◆ What is asked
Please output the lines shown below exactly as they appear.

◆ Record extracts
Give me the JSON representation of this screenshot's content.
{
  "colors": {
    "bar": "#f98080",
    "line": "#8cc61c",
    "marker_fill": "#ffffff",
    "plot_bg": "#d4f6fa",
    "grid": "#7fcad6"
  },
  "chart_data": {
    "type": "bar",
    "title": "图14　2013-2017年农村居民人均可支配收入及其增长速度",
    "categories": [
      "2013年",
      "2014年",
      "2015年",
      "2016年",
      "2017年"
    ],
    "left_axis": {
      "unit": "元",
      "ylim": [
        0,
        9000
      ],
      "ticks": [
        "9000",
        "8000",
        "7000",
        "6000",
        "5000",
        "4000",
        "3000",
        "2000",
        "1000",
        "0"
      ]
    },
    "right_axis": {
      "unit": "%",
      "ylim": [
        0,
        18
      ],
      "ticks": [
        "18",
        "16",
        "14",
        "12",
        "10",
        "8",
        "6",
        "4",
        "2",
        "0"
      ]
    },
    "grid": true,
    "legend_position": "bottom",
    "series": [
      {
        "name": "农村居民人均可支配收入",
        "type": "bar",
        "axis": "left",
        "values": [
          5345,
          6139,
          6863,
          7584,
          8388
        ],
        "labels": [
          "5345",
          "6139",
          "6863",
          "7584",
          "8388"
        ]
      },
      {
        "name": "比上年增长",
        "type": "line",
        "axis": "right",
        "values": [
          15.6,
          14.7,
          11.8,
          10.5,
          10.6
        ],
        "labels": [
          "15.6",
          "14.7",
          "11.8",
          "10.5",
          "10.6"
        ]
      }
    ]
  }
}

◆ Full response
Give me the JSON representation of this screenshot's content.
{
  "colors": {
    "bar": "#f98080",
    "line": "#8cc61c",
    "marker_fill": "#ffffff",
    "plot_bg": "#d4f6fa",
    "grid": "#7fcad6"
  },
  "chart_data": {
    "type": "bar",
    "title": "图14　2013-2017年农村居民人均可支配收入及其增长速度",
    "categories": [
      "2013年",
      "2014年",
      "2015年",
      "2016年",
      "2017年"
    ],
    "left_axis": {
      "unit": "元",
      "ylim": [
        0,
        9000
      ],
      "ticks": [
        "9000",
        "8000",
        "7000",
        "6000",
        "5000",
        "4000",
        "3000",
        "2000",
        "1000",
        "0"
      ]
    },
    "right_axis": {
      "unit": "%",
      "ylim": [
        0,
        18
      ],
      "ticks": [
        "18",
        "16",
        "14",
        "12",
        "10",
        "8",
        "6",
        "4",
        "2",
        "0"
      ]
    },
    "grid": true,
    "legend_position": "bottom",
    "series": [
      {
        "name": "农村居民人均可支配收入",
        "type": "bar",
        "axis": "left",
        "values": [
          5345,
          6139,
          6863,
          7584,
          8388
        ],
        "labels": [
          "5345",
          "6139",
          "6863",
          "7584",
          "8388"
        ]
      },
      {
        "name": "比上年增长",
        "type": "line",
        "axis": "right",
        "values": [
          15.6,
          14.7,
          11.8,
          10.5,
          10.6
        ],
        "labels": [
          "15.6",
          "14.7",
          "11.8",
          "10.5",
          "10.6"
        ]
      }
    ]
  }
}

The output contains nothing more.